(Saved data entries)

+ + + + + + +

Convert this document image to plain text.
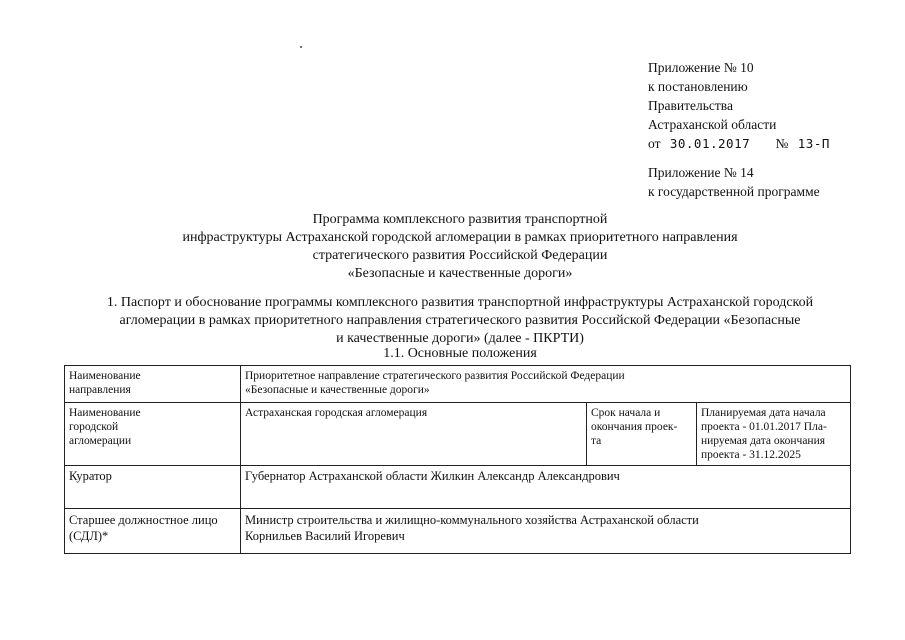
Приложение № 10
к постановлению
Правительства
Астраханской области
от 30.01.2017 № 13-П
Приложение № 14
к государственной программе
Программа комплексного развития транспортной
инфраструктуры Астраханской городской агломерации в рамках приоритетного направления
стратегического развития Российской Федерации
«Безопасные и качественные дороги»
1. Паспорт и обоснование программы комплексного развития транспортной инфраструктуры Астраханской городской
агломерации в рамках приоритетного направления стратегического развития Российской Федерации «Безопасные
и качественные дороги» (далее - ПКРТИ)
1.1. Основные положения
Наименование
направления	Приоритетное направление стратегического развития Российской Федерации
«Безопасные и качественные дороги»		

Наименование
городской
агломерации	Астраханская городская агломерация	Срок начала и
окончания проек-
та	Планируемая дата начала
проекта - 01.01.2017 Пла-
нируемая дата окончания
проекта - 31.12.2025

Куратор	Губернатор Астраханской области Жилкин Александр Александрович		

Старшее должностное лицо
(СДЛ)*	Министр строительства и жилищно-коммунального хозяйства Астраханской области
Корнильев Василий Игоревич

+ + + + + + +

* Stated task: The lines to collect are those holding the string "рамках"; copy them all.

* Exercise result:
инфраструктуры Астраханской городской агломерации в рамках приоритетного направления
агломерации в рамках приоритетного направления стратегического развития Российской Федерации «Безопасные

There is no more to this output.